WRITTEN REQUEST:
Look for the word "Company" in each line and report the count of matching lines, with nothing added.

Saved entries:
[START]

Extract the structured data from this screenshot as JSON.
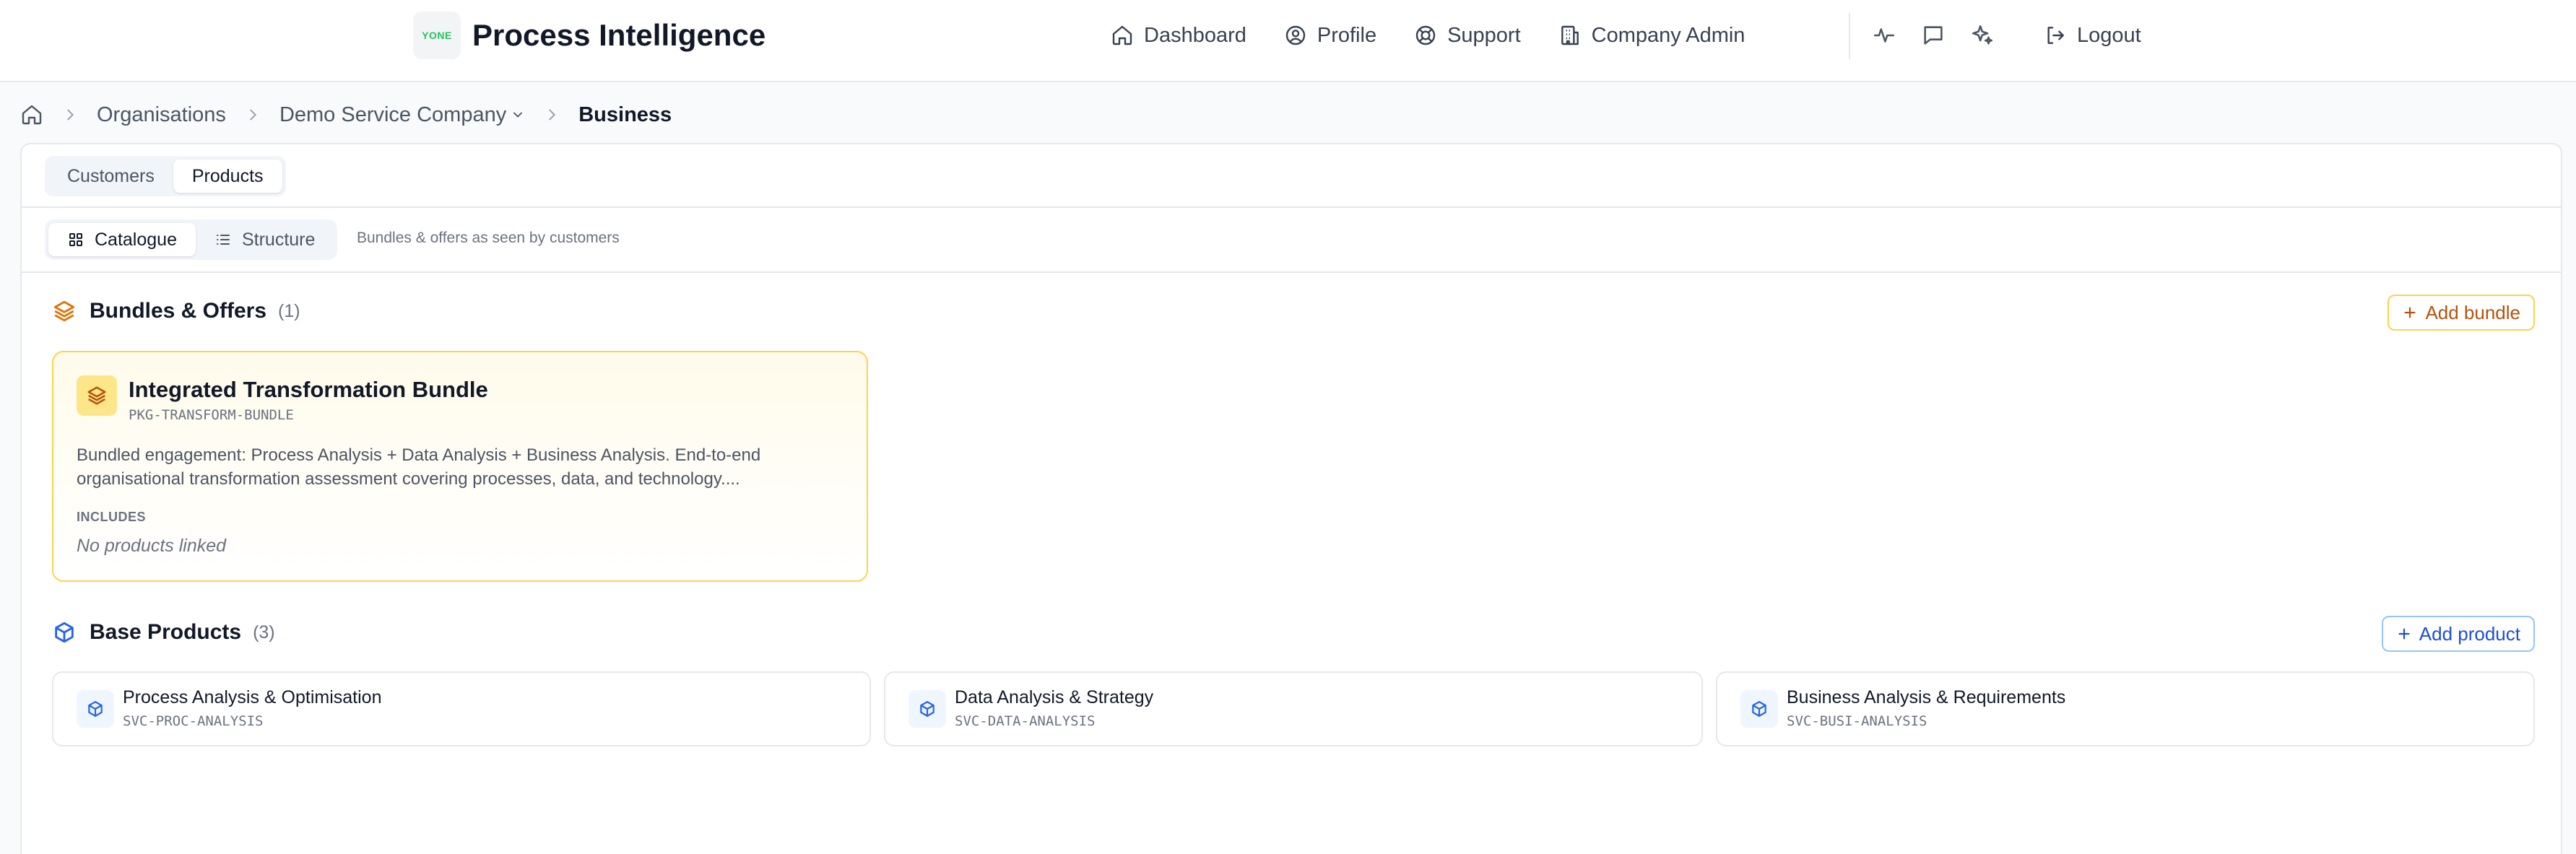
{
  "header": {
    "logo_text": "YONE",
    "app_title": "Process Intelligence",
    "nav": [
      {
        "label": "Dashboard",
        "icon": "home-icon"
      },
      {
        "label": "Profile",
        "icon": "user-circle-icon"
      },
      {
        "label": "Support",
        "icon": "lifebuoy-icon"
      },
      {
        "label": "Company Admin",
        "icon": "building-icon"
      }
    ],
    "icon_buttons": [
      "activity-icon",
      "chat-icon",
      "sparkles-icon"
    ],
    "logout_label": "Logout"
  },
  "breadcrumb": {
    "items": [
      "Organisations",
      "Demo Service Company",
      "Business"
    ]
  },
  "tabs": {
    "items": [
      "Customers",
      "Products"
    ],
    "active": "Products"
  },
  "view_toggle": {
    "items": [
      "Catalogue",
      "Structure"
    ],
    "active": "Catalogue",
    "description": "Bundles & offers as seen by customers"
  },
  "bundles": {
    "title": "Bundles & Offers",
    "count": "(1)",
    "add_label": "Add bundle",
    "items": [
      {
        "name": "Integrated Transformation Bundle",
        "code": "PKG-TRANSFORM-BUNDLE",
        "description": "Bundled engagement: Process Analysis + Data Analysis + Business Analysis. End-to-end organisational transformation assessment covering processes, data, and technology....",
        "includes_label": "INCLUDES",
        "includes_empty": "No products linked"
      }
    ]
  },
  "products": {
    "title": "Base Products",
    "count": "(3)",
    "add_label": "Add product",
    "items": [
      {
        "name": "Process Analysis & Optimisation",
        "code": "SVC-PROC-ANALYSIS"
      },
      {
        "name": "Data Analysis & Strategy",
        "code": "SVC-DATA-ANALYSIS"
      },
      {
        "name": "Business Analysis & Requirements",
        "code": "SVC-BUSI-ANALYSIS"
      }
    ]
  },
  "colors": {
    "accent_amber": "#f59e0b",
    "accent_blue": "#2563eb",
    "logo_green": "#22c55e"
  }
}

[END]

WRITTEN REPLY:
2